To do => Restate all of the entries exactly, dropping any pictures they hold.

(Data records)
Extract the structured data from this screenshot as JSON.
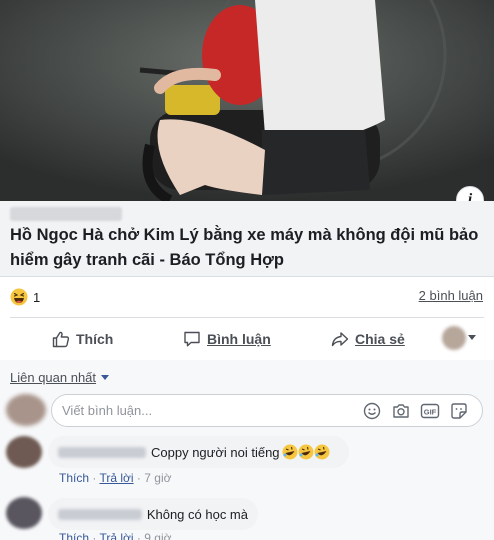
{
  "preview": {
    "title": "Hồ Ngọc Hà chở Kim Lý bằng xe máy mà không đội mũ bảo hiểm gây tranh cãi - Báo Tổng Hợp",
    "info_glyph": "i",
    "image_icon": "photo-motorbike-riders"
  },
  "reactions": {
    "icon": "haha-icon",
    "count": "1",
    "comments_link": "2 bình luận"
  },
  "actions": {
    "like": "Thích",
    "comment": "Bình luận",
    "share": "Chia sẻ"
  },
  "comments_section": {
    "sort_label": "Liên quan nhất",
    "input_placeholder": "Viết bình luận...",
    "input_icons": [
      "emoji-icon",
      "camera-icon",
      "gif-icon",
      "sticker-icon"
    ],
    "items": [
      {
        "text": "Coppy người noi tiếng",
        "emoji": [
          "rofl-icon",
          "rofl-icon",
          "rofl-icon"
        ],
        "like_label": "Thích",
        "reply_label": "Trả lời",
        "time": "7 giờ"
      },
      {
        "text": "Không có học mà",
        "emoji": [],
        "like_label": "Thích",
        "reply_label": "Trả lời",
        "time": "9 giờ"
      }
    ]
  },
  "colors": {
    "link_blue": "#385898",
    "text_gray": "#4b4f56",
    "caption_bg": "#f2f3f5"
  }
}
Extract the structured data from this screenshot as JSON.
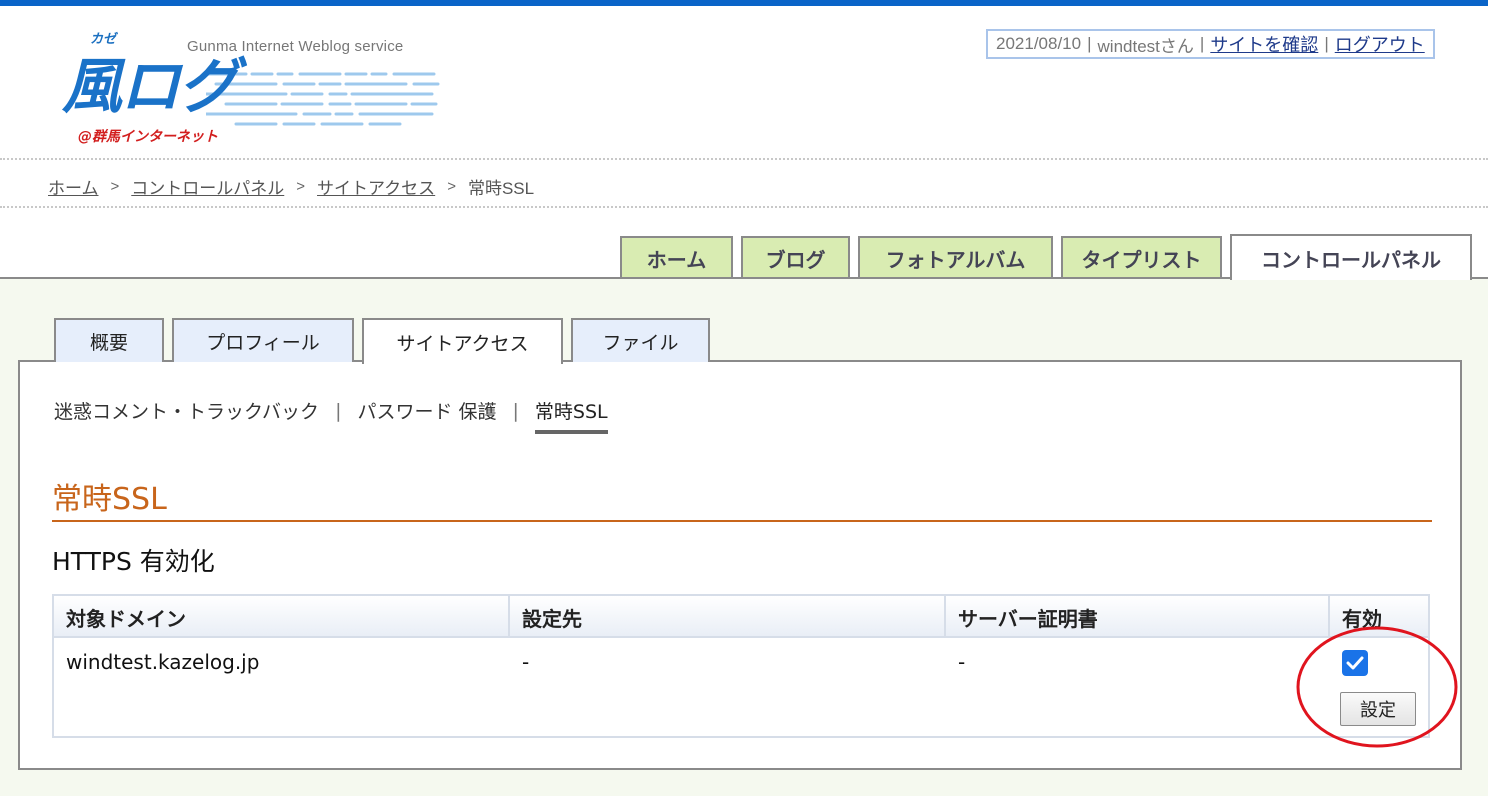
{
  "header": {
    "logo": {
      "service_tagline": "Gunma Internet Weblog service",
      "furigana": "カゼ",
      "brand": "風ログ",
      "provider": "@群馬インターネット"
    },
    "user_box": {
      "date": "2021/08/10",
      "user": "windtestさん",
      "view_site_link": "サイトを確認",
      "logout_link": "ログアウト"
    }
  },
  "breadcrumb": {
    "items": [
      "ホーム",
      "コントロールパネル",
      "サイトアクセス"
    ],
    "current": "常時SSL"
  },
  "main_tabs": [
    {
      "label": "ホーム",
      "active": false
    },
    {
      "label": "ブログ",
      "active": false
    },
    {
      "label": "フォトアルバム",
      "active": false
    },
    {
      "label": "タイプリスト",
      "active": false
    },
    {
      "label": "コントロールパネル",
      "active": true
    }
  ],
  "sub_tabs": [
    {
      "label": "概要",
      "active": false
    },
    {
      "label": "プロフィール",
      "active": false
    },
    {
      "label": "サイトアクセス",
      "active": true
    },
    {
      "label": "ファイル",
      "active": false
    }
  ],
  "subnav": {
    "items": [
      "迷惑コメント・トラックバック",
      "パスワード 保護"
    ],
    "current": "常時SSL"
  },
  "section": {
    "title": "常時SSL",
    "subheading": "HTTPS 有効化"
  },
  "table": {
    "headers": [
      "対象ドメイン",
      "設定先",
      "サーバー証明書",
      "有効"
    ],
    "rows": [
      {
        "domain": "windtest.kazelog.jp",
        "target": "-",
        "certificate": "-",
        "enabled": true
      }
    ],
    "submit_label": "設定"
  },
  "colors": {
    "top_bar": "#0a64c8",
    "main_tab_bg": "#d9ecb2",
    "sub_tab_bg": "#e6eefb",
    "content_bg": "#f5f9ef",
    "section_title": "#c8651b",
    "annotation_circle": "#e0141e",
    "checkbox": "#1a73e8"
  }
}
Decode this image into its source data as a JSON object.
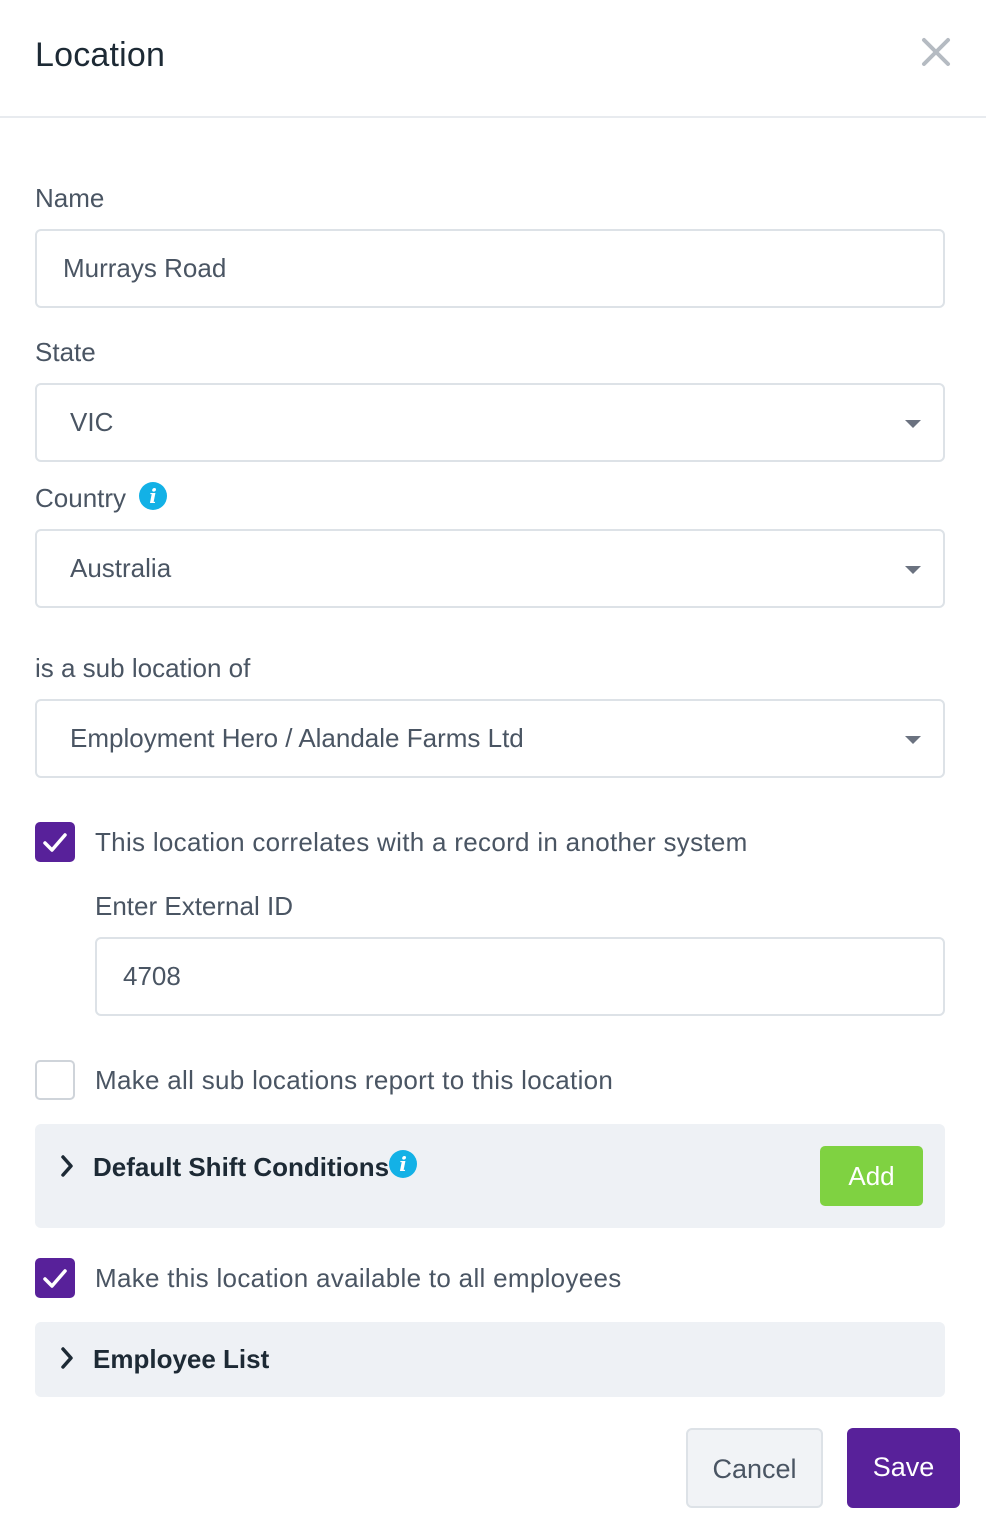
{
  "dialog": {
    "title": "Location",
    "close_icon": "close-icon"
  },
  "form": {
    "name_label": "Name",
    "name_value": "Murrays Road",
    "state_label": "State",
    "state_value": "VIC",
    "country_label": "Country",
    "country_value": "Australia",
    "parent_label": "is a sub location of",
    "parent_value": "Employment Hero / Alandale Farms Ltd",
    "external_checkbox": {
      "label": "This location correlates with a record in another system",
      "checked": true
    },
    "external_id_label": "Enter External ID",
    "external_id_value": "4708",
    "sub_report_checkbox": {
      "label": "Make all sub locations report to this location",
      "checked": false
    },
    "shift_conditions": {
      "title": "Default Shift Conditions",
      "add_label": "Add"
    },
    "available_checkbox": {
      "label": "Make this location available to all employees",
      "checked": true
    },
    "employee_list": {
      "title": "Employee List"
    }
  },
  "footer": {
    "cancel_label": "Cancel",
    "save_label": "Save"
  },
  "colors": {
    "primary": "#58219a",
    "add_green": "#7fd241",
    "info_blue": "#13b1e6"
  }
}
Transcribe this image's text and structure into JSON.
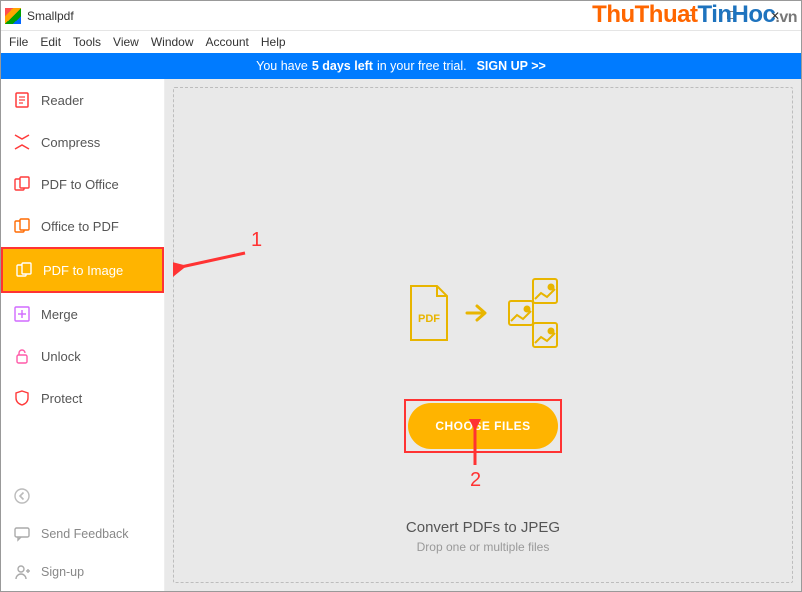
{
  "window": {
    "title": "Smallpdf"
  },
  "menubar": [
    "File",
    "Edit",
    "Tools",
    "View",
    "Window",
    "Account",
    "Help"
  ],
  "trial": {
    "prefix": "You have",
    "days": "5 days left",
    "suffix": "in your free trial.",
    "cta": "SIGN UP >>"
  },
  "sidebar": {
    "items": [
      {
        "label": "Reader"
      },
      {
        "label": "Compress"
      },
      {
        "label": "PDF to Office"
      },
      {
        "label": "Office to PDF"
      },
      {
        "label": "PDF to Image"
      },
      {
        "label": "Merge"
      },
      {
        "label": "Unlock"
      },
      {
        "label": "Protect"
      }
    ],
    "footer": {
      "back": "",
      "feedback": "Send Feedback",
      "signup": "Sign-up"
    }
  },
  "main": {
    "hero_pdf_label": "PDF",
    "choose_label": "CHOOSE FILES",
    "title": "Convert PDFs to JPEG",
    "subtitle": "Drop one or multiple files"
  },
  "annotations": {
    "n1": "1",
    "n2": "2"
  },
  "watermark": {
    "a": "ThuThuat",
    "b": "TinHoc",
    "c": ".vn"
  }
}
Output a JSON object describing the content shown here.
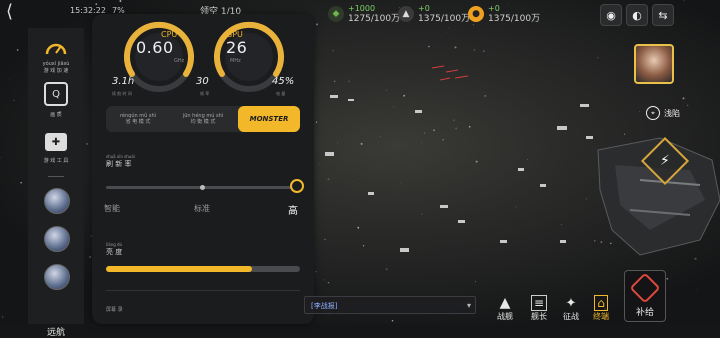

Full answer =>
Extract the structured data from this screenshot as JSON.
{
  "preview": {
    "title": "Hồ Ngọc Hà chở Kim Lý bằng xe máy mà không đội mũ bảo hiểm gây tranh cãi - Báo Tổng Hợp",
    "info_glyph": "i",
    "image_icon": "photo-motorbike-riders"
  },
  "reactions": {
    "icon": "haha-icon",
    "count": "1",
    "comments_link": "2 bình luận"
  },
  "actions": {
    "like": "Thích",
    "comment": "Bình luận",
    "share": "Chia sẻ"
  },
  "comments_section": {
    "sort_label": "Liên quan nhất",
    "input_placeholder": "Viết bình luận...",
    "input_icons": [
      "emoji-icon",
      "camera-icon",
      "gif-icon",
      "sticker-icon"
    ],
    "items": [
      {
        "text": "Coppy người noi tiếng",
        "emoji": [
          "rofl-icon",
          "rofl-icon",
          "rofl-icon"
        ],
        "like_label": "Thích",
        "reply_label": "Trả lời",
        "time": "7 giờ"
      },
      {
        "text": "Không có học mà",
        "emoji": [],
        "like_label": "Thích",
        "reply_label": "Trả lời",
        "time": "9 giờ"
      }
    ]
  },
  "colors": {
    "link_blue": "#385898",
    "text_gray": "#4b4f56",
    "caption_bg": "#f2f3f5"
  }
}
Extract the structured data from this screenshot as JSON.
{
  "header": {
    "logo": {
      "service_tagline": "Gunma Internet Weblog service",
      "furigana": "カゼ",
      "brand": "風ログ",
      "provider": "@群馬インターネット"
    },
    "user_box": {
      "date": "2021/08/10",
      "user": "windtestさん",
      "view_site_link": "サイトを確認",
      "logout_link": "ログアウト"
    }
  },
  "breadcrumb": {
    "items": [
      "ホーム",
      "コントロールパネル",
      "サイトアクセス"
    ],
    "current": "常時SSL"
  },
  "main_tabs": [
    {
      "label": "ホーム",
      "active": false
    },
    {
      "label": "ブログ",
      "active": false
    },
    {
      "label": "フォトアルバム",
      "active": false
    },
    {
      "label": "タイプリスト",
      "active": false
    },
    {
      "label": "コントロールパネル",
      "active": true
    }
  ],
  "sub_tabs": [
    {
      "label": "概要",
      "active": false
    },
    {
      "label": "プロフィール",
      "active": false
    },
    {
      "label": "サイトアクセス",
      "active": true
    },
    {
      "label": "ファイル",
      "active": false
    }
  ],
  "subnav": {
    "items": [
      "迷惑コメント・トラックバック",
      "パスワード 保護"
    ],
    "current": "常時SSL"
  },
  "section": {
    "title": "常時SSL",
    "subheading": "HTTPS 有効化"
  },
  "table": {
    "headers": [
      "対象ドメイン",
      "設定先",
      "サーバー証明書",
      "有効"
    ],
    "rows": [
      {
        "domain": "windtest.kazelog.jp",
        "target": "-",
        "certificate": "-",
        "enabled": true
      }
    ],
    "submit_label": "設定"
  },
  "colors": {
    "top_bar": "#0a64c8",
    "main_tab_bg": "#d9ecb2",
    "sub_tab_bg": "#e6eefb",
    "content_bg": "#f5f9ef",
    "section_title": "#c8651b",
    "annotation_circle": "#e0141e",
    "checkbox": "#1a73e8"
  }
}
Decode this image into its source data as a JSON object.
{
  "dialog": {
    "title": "Location",
    "close_icon": "close-icon"
  },
  "form": {
    "name_label": "Name",
    "name_value": "Murrays Road",
    "state_label": "State",
    "state_value": "VIC",
    "country_label": "Country",
    "country_value": "Australia",
    "parent_label": "is a sub location of",
    "parent_value": "Employment Hero / Alandale Farms Ltd",
    "external_checkbox": {
      "label": "This location correlates with a record in another system",
      "checked": true
    },
    "external_id_label": "Enter External ID",
    "external_id_value": "4708",
    "sub_report_checkbox": {
      "label": "Make all sub locations report to this location",
      "checked": false
    },
    "shift_conditions": {
      "title": "Default Shift Conditions",
      "add_label": "Add"
    },
    "available_checkbox": {
      "label": "Make this location available to all employees",
      "checked": true
    },
    "employee_list": {
      "title": "Employee List"
    }
  },
  "footer": {
    "cancel_label": "Cancel",
    "save_label": "Save"
  },
  "colors": {
    "primary": "#58219a",
    "add_green": "#7fd241",
    "info_blue": "#13b1e6"
  }
}
Transcribe this image's text and structure into JSON.
{
  "window": {
    "title": "Smallpdf"
  },
  "menubar": [
    "File",
    "Edit",
    "Tools",
    "View",
    "Window",
    "Account",
    "Help"
  ],
  "trial": {
    "prefix": "You have",
    "days": "5 days left",
    "suffix": "in your free trial.",
    "cta": "SIGN UP >>"
  },
  "sidebar": {
    "items": [
      {
        "label": "Reader"
      },
      {
        "label": "Compress"
      },
      {
        "label": "PDF to Office"
      },
      {
        "label": "Office to PDF"
      },
      {
        "label": "PDF to Image"
      },
      {
        "label": "Merge"
      },
      {
        "label": "Unlock"
      },
      {
        "label": "Protect"
      }
    ],
    "footer": {
      "back": "",
      "feedback": "Send Feedback",
      "signup": "Sign-up"
    }
  },
  "main": {
    "hero_pdf_label": "PDF",
    "choose_label": "CHOOSE FILES",
    "title": "Convert PDFs to JPEG",
    "subtitle": "Drop one or multiple files"
  },
  "annotations": {
    "n1": "1",
    "n2": "2"
  },
  "watermark": {
    "a": "ThuThuat",
    "b": "TinHoc",
    "c": ".vn"
  }
}
Output a JSON object describing the content shown here.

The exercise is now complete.